* **WHAT YOU HAVE TO DO**
Your copy of the material must match it exactly, except that pictures are dropped.
— begin RECORDS SHOWN —
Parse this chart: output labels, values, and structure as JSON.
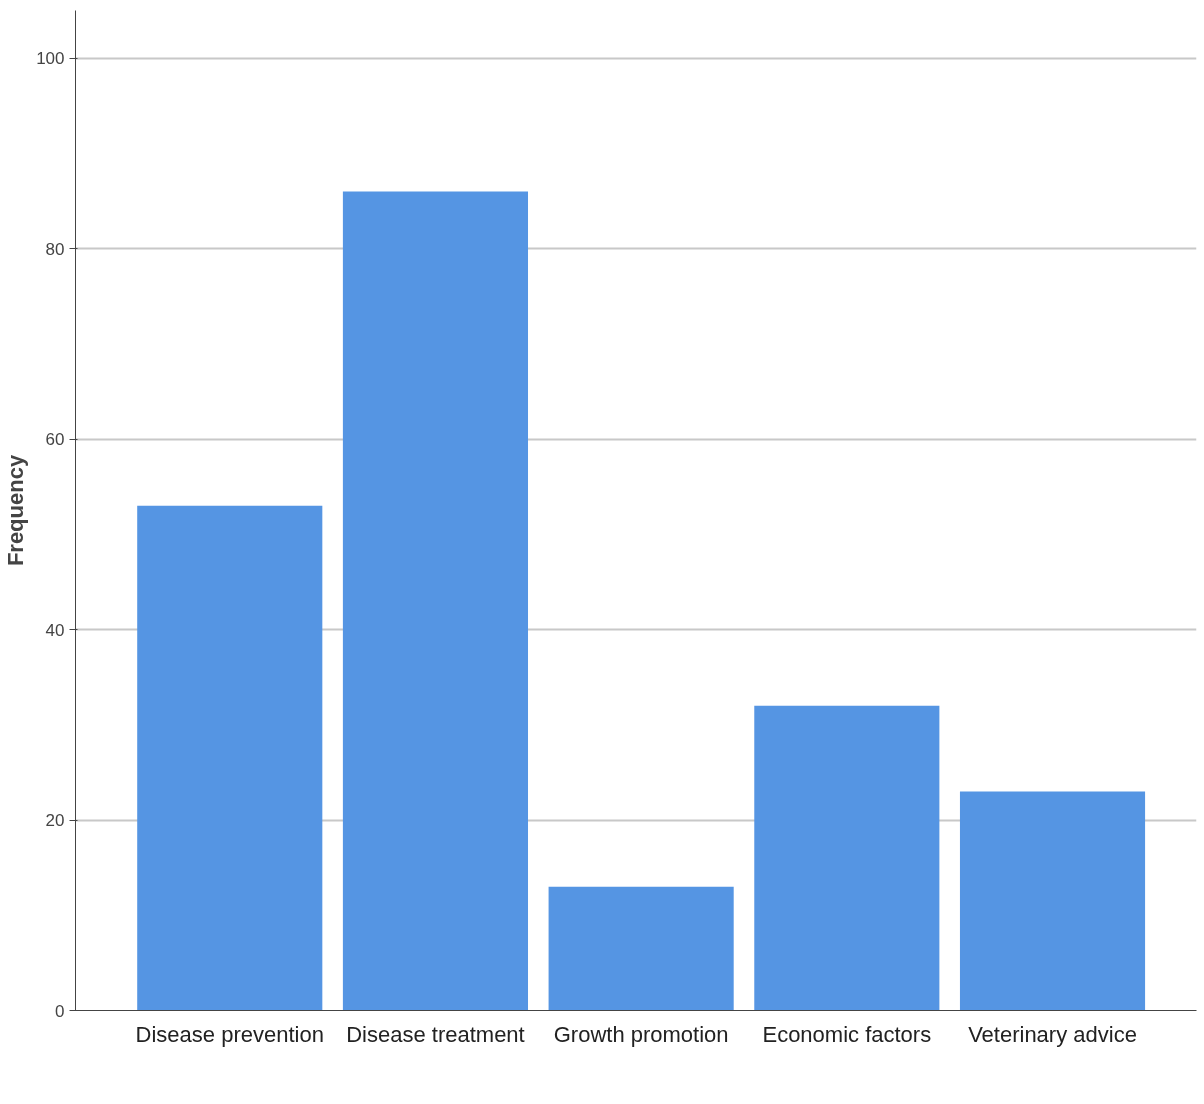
{
  "chart_data": {
    "type": "bar",
    "ylabel": "Frequency",
    "categories": [
      "Disease prevention",
      "Disease treatment",
      "Growth promotion",
      "Economic factors",
      "Veterinary advice"
    ],
    "values": [
      53,
      86,
      13,
      32,
      23
    ],
    "color": "#5595e3",
    "ylim": [
      0,
      105
    ],
    "yticks": [
      0,
      20,
      40,
      60,
      80,
      100
    ],
    "grid": "y"
  }
}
— end RECORDS SHOWN —
* **TASK SOLUTION**
Parse this chart: output labels, values, and structure as JSON.
{
  "chart_data": {
    "type": "bar",
    "ylabel": "Frequency",
    "categories": [
      "Disease prevention",
      "Disease treatment",
      "Growth promotion",
      "Economic factors",
      "Veterinary advice"
    ],
    "values": [
      53,
      86,
      13,
      32,
      23
    ],
    "color": "#5595e3",
    "ylim": [
      0,
      105
    ],
    "yticks": [
      0,
      20,
      40,
      60,
      80,
      100
    ],
    "grid": "y"
  }
}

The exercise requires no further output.